** BEGIN **

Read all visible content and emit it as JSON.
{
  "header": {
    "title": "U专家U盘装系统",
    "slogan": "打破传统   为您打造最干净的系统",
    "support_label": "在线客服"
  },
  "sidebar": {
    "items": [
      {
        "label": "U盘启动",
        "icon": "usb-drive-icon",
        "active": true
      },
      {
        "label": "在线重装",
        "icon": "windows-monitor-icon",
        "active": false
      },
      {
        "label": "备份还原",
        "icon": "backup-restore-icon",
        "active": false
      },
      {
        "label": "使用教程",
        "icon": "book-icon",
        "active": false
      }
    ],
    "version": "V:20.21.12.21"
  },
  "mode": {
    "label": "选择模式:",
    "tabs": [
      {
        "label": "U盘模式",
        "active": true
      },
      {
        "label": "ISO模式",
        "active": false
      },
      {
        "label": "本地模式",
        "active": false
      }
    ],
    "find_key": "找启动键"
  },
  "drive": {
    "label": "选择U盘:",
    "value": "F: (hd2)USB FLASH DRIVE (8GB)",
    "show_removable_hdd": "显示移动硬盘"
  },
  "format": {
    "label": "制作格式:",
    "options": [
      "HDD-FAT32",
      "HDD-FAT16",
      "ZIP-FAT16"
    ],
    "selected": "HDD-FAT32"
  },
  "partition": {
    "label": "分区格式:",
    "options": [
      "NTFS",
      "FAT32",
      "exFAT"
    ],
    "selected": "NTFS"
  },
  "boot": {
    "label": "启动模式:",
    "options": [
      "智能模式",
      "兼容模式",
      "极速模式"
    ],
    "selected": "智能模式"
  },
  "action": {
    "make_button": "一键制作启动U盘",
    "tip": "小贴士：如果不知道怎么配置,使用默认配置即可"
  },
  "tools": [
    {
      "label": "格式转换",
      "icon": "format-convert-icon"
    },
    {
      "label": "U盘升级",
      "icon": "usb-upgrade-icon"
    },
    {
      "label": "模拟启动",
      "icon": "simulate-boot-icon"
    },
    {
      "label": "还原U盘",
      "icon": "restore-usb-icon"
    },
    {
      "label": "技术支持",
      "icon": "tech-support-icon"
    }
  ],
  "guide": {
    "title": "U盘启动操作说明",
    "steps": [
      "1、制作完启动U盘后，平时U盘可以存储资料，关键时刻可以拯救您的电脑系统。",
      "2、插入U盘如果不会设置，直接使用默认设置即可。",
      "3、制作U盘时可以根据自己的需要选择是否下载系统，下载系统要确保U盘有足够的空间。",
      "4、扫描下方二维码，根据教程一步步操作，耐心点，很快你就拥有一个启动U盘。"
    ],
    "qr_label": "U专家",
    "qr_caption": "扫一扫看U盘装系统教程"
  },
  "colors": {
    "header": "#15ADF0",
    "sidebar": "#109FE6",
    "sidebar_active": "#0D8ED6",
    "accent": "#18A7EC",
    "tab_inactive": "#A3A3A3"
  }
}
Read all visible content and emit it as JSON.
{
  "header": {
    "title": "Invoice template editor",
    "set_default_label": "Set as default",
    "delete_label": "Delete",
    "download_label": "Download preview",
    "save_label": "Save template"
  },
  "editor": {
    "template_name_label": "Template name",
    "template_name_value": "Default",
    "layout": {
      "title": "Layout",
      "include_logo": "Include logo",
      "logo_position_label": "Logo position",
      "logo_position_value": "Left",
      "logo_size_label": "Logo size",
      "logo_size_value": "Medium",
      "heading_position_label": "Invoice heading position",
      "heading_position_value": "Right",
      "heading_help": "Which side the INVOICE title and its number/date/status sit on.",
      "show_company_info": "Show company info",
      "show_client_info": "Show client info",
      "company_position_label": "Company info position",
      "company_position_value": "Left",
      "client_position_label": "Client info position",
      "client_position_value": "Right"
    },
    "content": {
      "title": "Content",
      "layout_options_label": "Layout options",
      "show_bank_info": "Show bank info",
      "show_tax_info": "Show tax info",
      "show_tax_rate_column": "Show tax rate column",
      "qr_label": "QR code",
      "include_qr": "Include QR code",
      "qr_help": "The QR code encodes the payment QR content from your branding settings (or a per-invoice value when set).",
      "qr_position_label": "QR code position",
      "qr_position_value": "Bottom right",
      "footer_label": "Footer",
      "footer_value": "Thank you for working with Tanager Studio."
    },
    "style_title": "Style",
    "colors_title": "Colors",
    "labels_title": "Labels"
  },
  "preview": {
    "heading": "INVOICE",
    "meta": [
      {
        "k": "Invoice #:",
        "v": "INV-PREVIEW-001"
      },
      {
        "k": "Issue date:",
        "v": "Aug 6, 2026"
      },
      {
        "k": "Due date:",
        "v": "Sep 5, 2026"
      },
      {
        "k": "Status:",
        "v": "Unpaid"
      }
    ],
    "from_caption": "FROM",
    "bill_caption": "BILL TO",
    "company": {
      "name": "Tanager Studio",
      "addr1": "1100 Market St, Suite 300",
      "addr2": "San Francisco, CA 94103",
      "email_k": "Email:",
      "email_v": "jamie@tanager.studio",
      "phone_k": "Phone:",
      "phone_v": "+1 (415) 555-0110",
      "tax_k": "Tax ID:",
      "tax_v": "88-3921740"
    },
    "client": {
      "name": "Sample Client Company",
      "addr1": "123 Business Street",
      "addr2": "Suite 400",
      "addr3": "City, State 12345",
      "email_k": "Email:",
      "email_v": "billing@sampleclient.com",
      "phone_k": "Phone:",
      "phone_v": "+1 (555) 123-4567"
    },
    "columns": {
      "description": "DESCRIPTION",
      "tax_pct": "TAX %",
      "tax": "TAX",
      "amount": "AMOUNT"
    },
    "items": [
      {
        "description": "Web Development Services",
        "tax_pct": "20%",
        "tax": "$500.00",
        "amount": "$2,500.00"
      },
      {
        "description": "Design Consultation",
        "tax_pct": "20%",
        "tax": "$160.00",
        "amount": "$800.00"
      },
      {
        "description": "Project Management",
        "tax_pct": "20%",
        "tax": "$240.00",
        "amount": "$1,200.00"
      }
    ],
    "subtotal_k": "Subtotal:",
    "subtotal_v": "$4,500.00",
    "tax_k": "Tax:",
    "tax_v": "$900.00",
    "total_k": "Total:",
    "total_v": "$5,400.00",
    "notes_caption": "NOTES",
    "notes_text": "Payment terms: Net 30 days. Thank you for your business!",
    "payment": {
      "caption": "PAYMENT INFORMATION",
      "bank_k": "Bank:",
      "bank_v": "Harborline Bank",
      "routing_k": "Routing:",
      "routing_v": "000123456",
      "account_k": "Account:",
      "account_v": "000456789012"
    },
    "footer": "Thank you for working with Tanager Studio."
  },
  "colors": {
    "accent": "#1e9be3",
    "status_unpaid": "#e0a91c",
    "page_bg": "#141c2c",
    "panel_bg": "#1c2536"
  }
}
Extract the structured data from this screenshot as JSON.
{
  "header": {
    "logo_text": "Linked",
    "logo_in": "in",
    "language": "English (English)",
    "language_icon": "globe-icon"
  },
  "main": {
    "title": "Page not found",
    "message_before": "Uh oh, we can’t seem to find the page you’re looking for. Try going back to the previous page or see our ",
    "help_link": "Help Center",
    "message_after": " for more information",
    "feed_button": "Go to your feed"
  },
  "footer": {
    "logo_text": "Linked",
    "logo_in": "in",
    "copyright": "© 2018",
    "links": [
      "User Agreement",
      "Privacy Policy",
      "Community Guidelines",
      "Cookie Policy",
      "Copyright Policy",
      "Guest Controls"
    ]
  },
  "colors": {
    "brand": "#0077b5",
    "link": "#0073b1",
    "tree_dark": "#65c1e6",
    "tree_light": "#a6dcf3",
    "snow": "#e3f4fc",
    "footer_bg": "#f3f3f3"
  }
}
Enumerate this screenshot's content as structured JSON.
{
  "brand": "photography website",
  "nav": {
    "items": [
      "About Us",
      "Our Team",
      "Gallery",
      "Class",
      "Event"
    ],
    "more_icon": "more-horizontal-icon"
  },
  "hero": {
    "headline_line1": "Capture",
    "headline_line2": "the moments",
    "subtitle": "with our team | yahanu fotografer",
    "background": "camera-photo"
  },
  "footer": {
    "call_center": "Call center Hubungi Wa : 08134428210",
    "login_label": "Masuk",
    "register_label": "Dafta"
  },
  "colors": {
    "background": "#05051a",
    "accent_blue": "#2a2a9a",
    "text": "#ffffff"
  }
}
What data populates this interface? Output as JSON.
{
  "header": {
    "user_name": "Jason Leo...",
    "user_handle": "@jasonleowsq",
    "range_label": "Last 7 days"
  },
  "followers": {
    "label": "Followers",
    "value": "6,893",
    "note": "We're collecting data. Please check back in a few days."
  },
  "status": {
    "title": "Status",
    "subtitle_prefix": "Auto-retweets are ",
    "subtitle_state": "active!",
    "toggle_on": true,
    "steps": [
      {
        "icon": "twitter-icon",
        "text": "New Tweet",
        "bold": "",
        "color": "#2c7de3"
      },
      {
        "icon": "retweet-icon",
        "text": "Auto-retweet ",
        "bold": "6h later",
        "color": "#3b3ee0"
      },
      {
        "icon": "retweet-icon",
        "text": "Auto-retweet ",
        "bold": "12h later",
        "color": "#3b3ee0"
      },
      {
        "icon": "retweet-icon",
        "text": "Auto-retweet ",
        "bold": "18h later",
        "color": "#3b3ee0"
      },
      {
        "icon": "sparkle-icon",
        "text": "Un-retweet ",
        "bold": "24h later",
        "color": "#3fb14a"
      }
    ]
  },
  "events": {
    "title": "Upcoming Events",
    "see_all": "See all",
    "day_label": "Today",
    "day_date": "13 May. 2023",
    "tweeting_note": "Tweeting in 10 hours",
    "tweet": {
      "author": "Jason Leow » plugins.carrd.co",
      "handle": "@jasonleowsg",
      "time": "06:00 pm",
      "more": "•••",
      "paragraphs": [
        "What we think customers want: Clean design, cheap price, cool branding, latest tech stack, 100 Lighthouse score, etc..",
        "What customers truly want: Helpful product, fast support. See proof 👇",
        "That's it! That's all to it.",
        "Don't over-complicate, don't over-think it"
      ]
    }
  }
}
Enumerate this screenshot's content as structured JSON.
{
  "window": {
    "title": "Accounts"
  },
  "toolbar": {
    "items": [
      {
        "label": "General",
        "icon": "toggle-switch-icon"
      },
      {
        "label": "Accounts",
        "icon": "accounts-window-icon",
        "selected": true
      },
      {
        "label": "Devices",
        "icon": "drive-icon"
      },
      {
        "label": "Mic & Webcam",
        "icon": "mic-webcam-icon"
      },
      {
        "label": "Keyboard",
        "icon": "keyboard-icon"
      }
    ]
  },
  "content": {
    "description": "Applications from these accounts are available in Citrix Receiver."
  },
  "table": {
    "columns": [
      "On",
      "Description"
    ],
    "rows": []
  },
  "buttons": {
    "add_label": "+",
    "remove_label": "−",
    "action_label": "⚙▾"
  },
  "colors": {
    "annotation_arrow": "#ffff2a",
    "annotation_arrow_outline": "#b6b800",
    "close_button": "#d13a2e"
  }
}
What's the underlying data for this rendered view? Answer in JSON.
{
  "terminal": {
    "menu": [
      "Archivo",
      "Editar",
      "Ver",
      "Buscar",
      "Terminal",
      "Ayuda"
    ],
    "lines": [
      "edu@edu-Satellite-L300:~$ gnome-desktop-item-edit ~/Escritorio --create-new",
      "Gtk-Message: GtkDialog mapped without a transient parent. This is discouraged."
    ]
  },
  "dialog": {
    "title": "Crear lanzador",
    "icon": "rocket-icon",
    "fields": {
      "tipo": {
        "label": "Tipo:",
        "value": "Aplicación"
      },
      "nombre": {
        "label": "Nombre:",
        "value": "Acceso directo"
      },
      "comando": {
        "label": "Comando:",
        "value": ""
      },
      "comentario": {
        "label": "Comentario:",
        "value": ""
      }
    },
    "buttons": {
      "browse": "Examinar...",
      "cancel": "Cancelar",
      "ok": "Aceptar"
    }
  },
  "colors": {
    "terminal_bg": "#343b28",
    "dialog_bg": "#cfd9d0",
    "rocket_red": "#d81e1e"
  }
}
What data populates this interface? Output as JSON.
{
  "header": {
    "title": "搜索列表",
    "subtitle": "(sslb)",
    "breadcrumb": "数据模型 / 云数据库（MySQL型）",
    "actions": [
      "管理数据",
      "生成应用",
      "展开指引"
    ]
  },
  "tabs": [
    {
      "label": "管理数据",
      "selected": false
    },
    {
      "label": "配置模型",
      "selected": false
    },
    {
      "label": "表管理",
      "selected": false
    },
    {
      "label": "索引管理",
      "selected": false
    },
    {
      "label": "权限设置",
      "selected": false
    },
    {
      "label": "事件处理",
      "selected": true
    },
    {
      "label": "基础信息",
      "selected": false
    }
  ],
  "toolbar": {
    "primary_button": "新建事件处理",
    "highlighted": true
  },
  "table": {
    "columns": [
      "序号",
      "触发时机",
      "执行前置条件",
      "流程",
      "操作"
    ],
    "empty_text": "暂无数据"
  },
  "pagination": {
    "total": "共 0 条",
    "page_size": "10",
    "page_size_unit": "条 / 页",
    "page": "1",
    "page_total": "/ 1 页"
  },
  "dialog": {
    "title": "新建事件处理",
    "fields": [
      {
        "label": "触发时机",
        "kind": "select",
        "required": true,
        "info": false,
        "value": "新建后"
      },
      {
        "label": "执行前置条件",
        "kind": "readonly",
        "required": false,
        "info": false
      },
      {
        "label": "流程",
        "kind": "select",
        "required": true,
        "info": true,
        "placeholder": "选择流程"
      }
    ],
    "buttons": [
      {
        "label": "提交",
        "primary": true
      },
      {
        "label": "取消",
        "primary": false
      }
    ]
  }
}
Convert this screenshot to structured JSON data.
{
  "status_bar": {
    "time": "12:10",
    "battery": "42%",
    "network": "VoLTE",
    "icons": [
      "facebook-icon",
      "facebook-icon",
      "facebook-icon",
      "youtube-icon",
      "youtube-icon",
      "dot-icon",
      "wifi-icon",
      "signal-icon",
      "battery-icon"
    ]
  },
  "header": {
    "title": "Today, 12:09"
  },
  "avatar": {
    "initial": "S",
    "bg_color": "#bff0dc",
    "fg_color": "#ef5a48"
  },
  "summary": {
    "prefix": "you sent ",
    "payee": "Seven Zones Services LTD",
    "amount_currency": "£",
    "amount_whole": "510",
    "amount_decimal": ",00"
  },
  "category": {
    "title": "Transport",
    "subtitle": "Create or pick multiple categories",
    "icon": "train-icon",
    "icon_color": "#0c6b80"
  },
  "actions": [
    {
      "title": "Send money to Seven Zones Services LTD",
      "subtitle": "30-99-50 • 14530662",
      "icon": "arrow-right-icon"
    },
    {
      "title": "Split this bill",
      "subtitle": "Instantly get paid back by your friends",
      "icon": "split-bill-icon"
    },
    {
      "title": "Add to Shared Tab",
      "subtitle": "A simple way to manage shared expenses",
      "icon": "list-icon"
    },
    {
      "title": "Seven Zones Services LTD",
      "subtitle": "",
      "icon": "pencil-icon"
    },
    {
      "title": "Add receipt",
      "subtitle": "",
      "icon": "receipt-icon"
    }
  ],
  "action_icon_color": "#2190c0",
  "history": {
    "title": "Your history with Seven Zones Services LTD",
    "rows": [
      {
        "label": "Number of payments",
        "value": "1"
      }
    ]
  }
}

** END **

Copy all lines in the listing above where the string "Thank" appears.

Finished exercise →
      "footer_value": "Thank you for working with Tanager Studio."
    "notes_text": "Payment terms: Net 30 days. Thank you for your business!",
    "footer": "Thank you for working with Tanager Studio."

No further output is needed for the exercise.